Exercise task:
Check each line of the records below and collect those that include the word "JSON".

Lines of data:
--------------------

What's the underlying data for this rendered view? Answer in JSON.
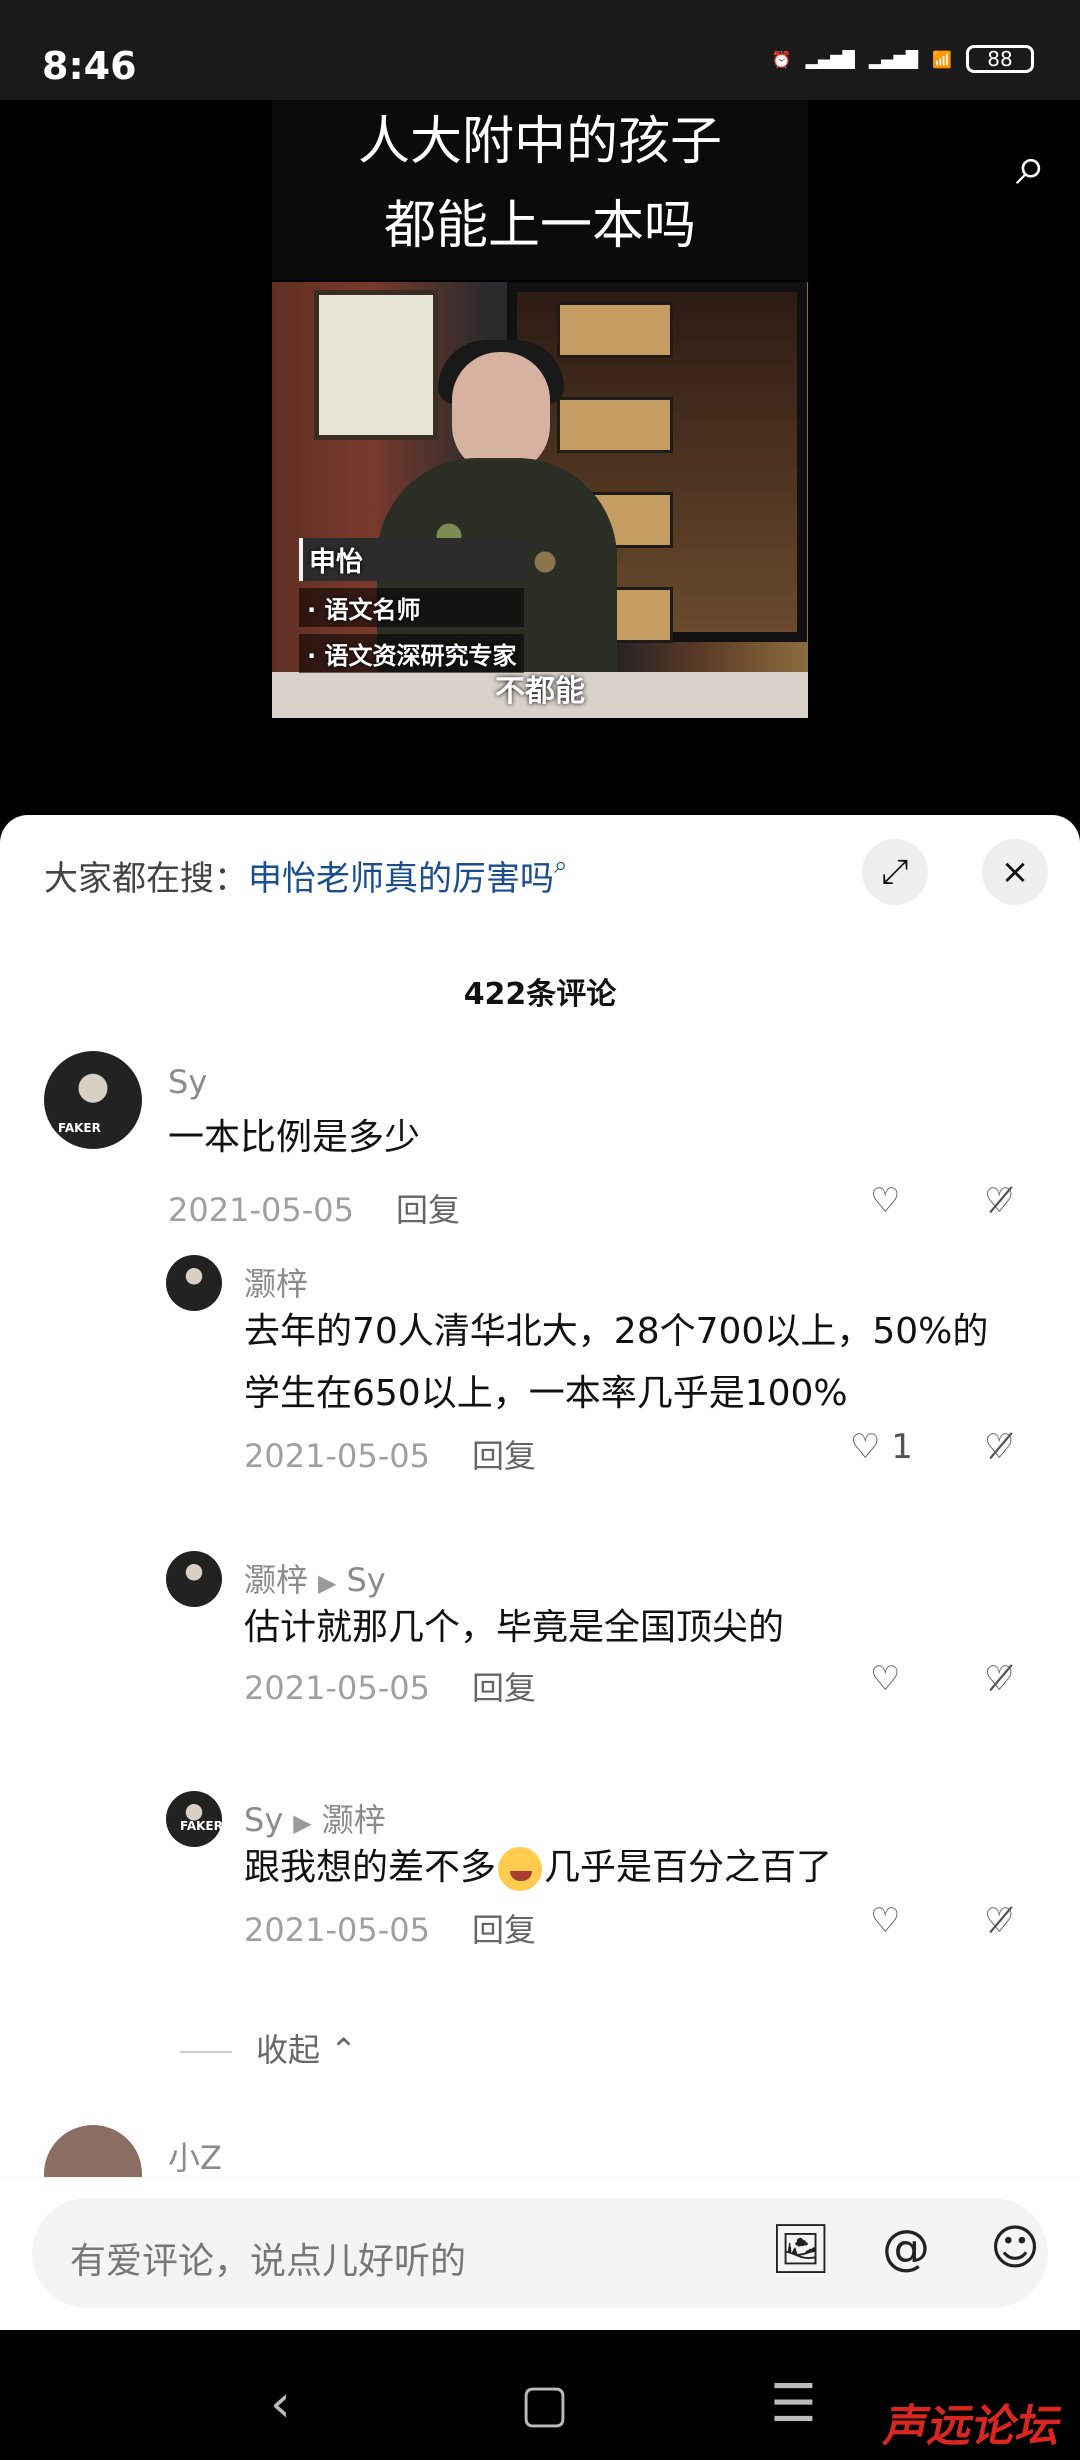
{
  "status": {
    "time": "8:46",
    "battery": "88"
  },
  "video": {
    "title_line1": "人大附中的孩子",
    "title_line2": "都能上一本吗",
    "name": "申怡",
    "bullet1": "· 语文名师",
    "bullet2": "· 语文资深研究专家",
    "subtitle": "不都能"
  },
  "search": {
    "prefix": "大家都在搜：",
    "query": "申怡老师真的厉害吗"
  },
  "comments": {
    "count": "422条评论",
    "reply_label": "回复",
    "collapse_label": "收起 ⌃",
    "items": [
      {
        "author": "Sy",
        "text": "一本比例是多少",
        "date": "2021-05-05",
        "likes": ""
      },
      {
        "author": "灏梓",
        "text": "去年的70人清华北大，28个700以上，50%的学生在650以上，一本率几乎是100%",
        "date": "2021-05-05",
        "likes": "1"
      },
      {
        "author": "灏梓",
        "reply_to": "Sy",
        "text": "估计就那几个，毕竟是全国顶尖的",
        "date": "2021-05-05",
        "likes": ""
      },
      {
        "author": "Sy",
        "reply_to": "灏梓",
        "text_before": "跟我想的差不多",
        "text_after": "几乎是百分之百了",
        "date": "2021-05-05",
        "likes": ""
      },
      {
        "author": "小Z"
      }
    ]
  },
  "input": {
    "placeholder": "有爱评论，说点儿好听的"
  },
  "icons": {
    "search": "search-icon",
    "expand": "expand-icon",
    "close": "close-icon",
    "like": "heart-icon",
    "dislike": "broken-heart-icon",
    "image": "image-icon",
    "mention": "at-icon",
    "emoji": "emoji-icon"
  },
  "watermark": "声远论坛"
}
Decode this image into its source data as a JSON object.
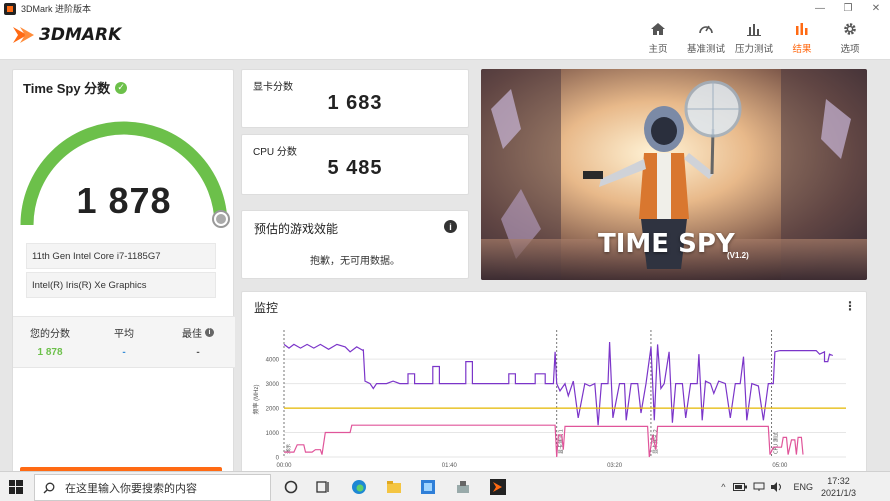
{
  "window": {
    "title": "3DMark 进阶版本",
    "minimize": "—",
    "maximize": "❐",
    "close": "✕"
  },
  "header": {
    "logo": "3DMARK",
    "nav": [
      {
        "label": "主页",
        "icon": "home-icon"
      },
      {
        "label": "基准测试",
        "icon": "gauge-icon"
      },
      {
        "label": "压力测试",
        "icon": "bar-chart-icon"
      },
      {
        "label": "结果",
        "icon": "results-icon",
        "active": true
      },
      {
        "label": "选项",
        "icon": "gear-icon"
      }
    ]
  },
  "score_panel": {
    "title": "Time Spy 分数",
    "score": "1 878",
    "cpu": "11th Gen Intel Core i7-1185G7",
    "gpu": "Intel(R) Iris(R) Xe Graphics",
    "your_score_label": "您的分数",
    "your_score": "1 878",
    "average_label": "平均",
    "average": "-",
    "best_label": "最佳",
    "best": "-"
  },
  "graphics": {
    "label": "显卡分数",
    "value": "1 683"
  },
  "cpu_score": {
    "label": "CPU 分数",
    "value": "5 485"
  },
  "estimate": {
    "title": "预估的游戏效能",
    "note": "抱歉，无可用数据。"
  },
  "hero": {
    "title": "TIME SPY",
    "version": "(V1.2)"
  },
  "monitor": {
    "title": "监控",
    "menu": "⋮"
  },
  "chart_data": {
    "type": "line",
    "ylabel": "频率 (MHz)",
    "y_ticks": [
      "0",
      "1000",
      "2000",
      "3000",
      "4000"
    ],
    "x_ticks": [
      "00:00",
      "01:40",
      "03:20",
      "05:00"
    ],
    "ylim": [
      0,
      4700
    ],
    "xlim": [
      0,
      340
    ],
    "markers": [
      {
        "t": 0,
        "label": "演示"
      },
      {
        "t": 165,
        "label": "显卡测试 1"
      },
      {
        "t": 222,
        "label": "显卡测试 2"
      },
      {
        "t": 295,
        "label": "CPU 测试"
      }
    ],
    "series": [
      {
        "color": "#7b35c9",
        "points": [
          [
            0,
            4600
          ],
          [
            3,
            4450
          ],
          [
            6,
            4600
          ],
          [
            10,
            4450
          ],
          [
            14,
            4600
          ],
          [
            18,
            4450
          ],
          [
            22,
            4600
          ],
          [
            27,
            4400
          ],
          [
            32,
            4600
          ],
          [
            37,
            4500
          ],
          [
            40,
            4300
          ],
          [
            44,
            4500
          ],
          [
            48,
            4350
          ],
          [
            48,
            4400
          ],
          [
            49,
            3100
          ],
          [
            52,
            3000
          ],
          [
            54,
            2800
          ],
          [
            56,
            3000
          ],
          [
            62,
            3000
          ],
          [
            66,
            3100
          ],
          [
            70,
            3000
          ],
          [
            75,
            3000
          ],
          [
            75,
            3400
          ],
          [
            79,
            3400
          ],
          [
            79,
            3000
          ],
          [
            90,
            3000
          ],
          [
            90,
            3700
          ],
          [
            94,
            3700
          ],
          [
            94,
            3000
          ],
          [
            106,
            3000
          ],
          [
            110,
            3000
          ],
          [
            110,
            3900
          ],
          [
            114,
            3900
          ],
          [
            114,
            3000
          ],
          [
            136,
            3000
          ],
          [
            136,
            3400
          ],
          [
            140,
            3400
          ],
          [
            140,
            3000
          ],
          [
            152,
            3000
          ],
          [
            152,
            3400
          ],
          [
            158,
            3400
          ],
          [
            158,
            3000
          ],
          [
            163,
            3000
          ],
          [
            164,
            4300
          ],
          [
            165,
            3000
          ],
          [
            167,
            2700
          ],
          [
            170,
            3000
          ],
          [
            172,
            2500
          ],
          [
            175,
            3100
          ],
          [
            178,
            1600
          ],
          [
            182,
            3000
          ],
          [
            185,
            2900
          ],
          [
            188,
            3000
          ],
          [
            190,
            1300
          ],
          [
            192,
            3000
          ],
          [
            196,
            3000
          ],
          [
            197,
            4700
          ],
          [
            199,
            1600
          ],
          [
            203,
            3000
          ],
          [
            206,
            3000
          ],
          [
            207,
            1500
          ],
          [
            210,
            3000
          ],
          [
            214,
            3000
          ],
          [
            216,
            1800
          ],
          [
            219,
            3000
          ],
          [
            222,
            4500
          ],
          [
            224,
            1500
          ],
          [
            226,
            4600
          ],
          [
            228,
            2800
          ],
          [
            230,
            3000
          ],
          [
            233,
            4300
          ],
          [
            235,
            1400
          ],
          [
            237,
            3000
          ],
          [
            241,
            3000
          ],
          [
            243,
            1600
          ],
          [
            246,
            3000
          ],
          [
            250,
            3000
          ],
          [
            251,
            4200
          ],
          [
            253,
            1500
          ],
          [
            255,
            3100
          ],
          [
            258,
            3000
          ],
          [
            260,
            2600
          ],
          [
            263,
            3100
          ],
          [
            267,
            3000
          ],
          [
            270,
            1600
          ],
          [
            273,
            3000
          ],
          [
            276,
            3000
          ],
          [
            278,
            4100
          ],
          [
            280,
            1500
          ],
          [
            283,
            3000
          ],
          [
            287,
            2900
          ],
          [
            290,
            1500
          ],
          [
            293,
            3000
          ],
          [
            296,
            3000
          ],
          [
            297,
            4300
          ],
          [
            300,
            4350
          ],
          [
            310,
            4350
          ],
          [
            322,
            4350
          ],
          [
            324,
            4200
          ],
          [
            327,
            4300
          ],
          [
            327,
            3900
          ],
          [
            329,
            3900
          ],
          [
            330,
            4200
          ],
          [
            332,
            4150
          ]
        ]
      },
      {
        "color": "#e6b800",
        "points": [
          [
            0,
            2000
          ],
          [
            340,
            2000
          ]
        ]
      },
      {
        "color": "#e0559a",
        "points": [
          [
            0,
            200
          ],
          [
            6,
            200
          ],
          [
            8,
            500
          ],
          [
            12,
            500
          ],
          [
            13,
            200
          ],
          [
            17,
            200
          ],
          [
            19,
            300
          ],
          [
            22,
            300
          ],
          [
            23,
            100
          ],
          [
            25,
            1000
          ],
          [
            40,
            1000
          ],
          [
            41,
            1300
          ],
          [
            164,
            1300
          ],
          [
            165,
            0
          ],
          [
            166,
            900
          ],
          [
            168,
            900
          ],
          [
            169,
            300
          ],
          [
            170,
            1250
          ],
          [
            220,
            1250
          ],
          [
            221,
            0
          ],
          [
            223,
            900
          ],
          [
            225,
            300
          ],
          [
            226,
            1250
          ],
          [
            293,
            1250
          ],
          [
            294,
            100
          ],
          [
            296,
            400
          ],
          [
            301,
            400
          ],
          [
            302,
            800
          ],
          [
            304,
            800
          ],
          [
            305,
            100
          ],
          [
            307,
            700
          ],
          [
            309,
            700
          ],
          [
            310,
            100
          ],
          [
            311,
            800
          ],
          [
            313,
            800
          ],
          [
            314,
            100
          ]
        ]
      }
    ]
  },
  "taskbar": {
    "search_placeholder": "在这里输入你要搜索的内容",
    "lang": "ENG",
    "time": "17:32",
    "date": "2021/1/3"
  }
}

--------------------

Response below:
What's the underlying data for this rendered view? Answer in JSON.
Decode this image into its source data as a JSON object.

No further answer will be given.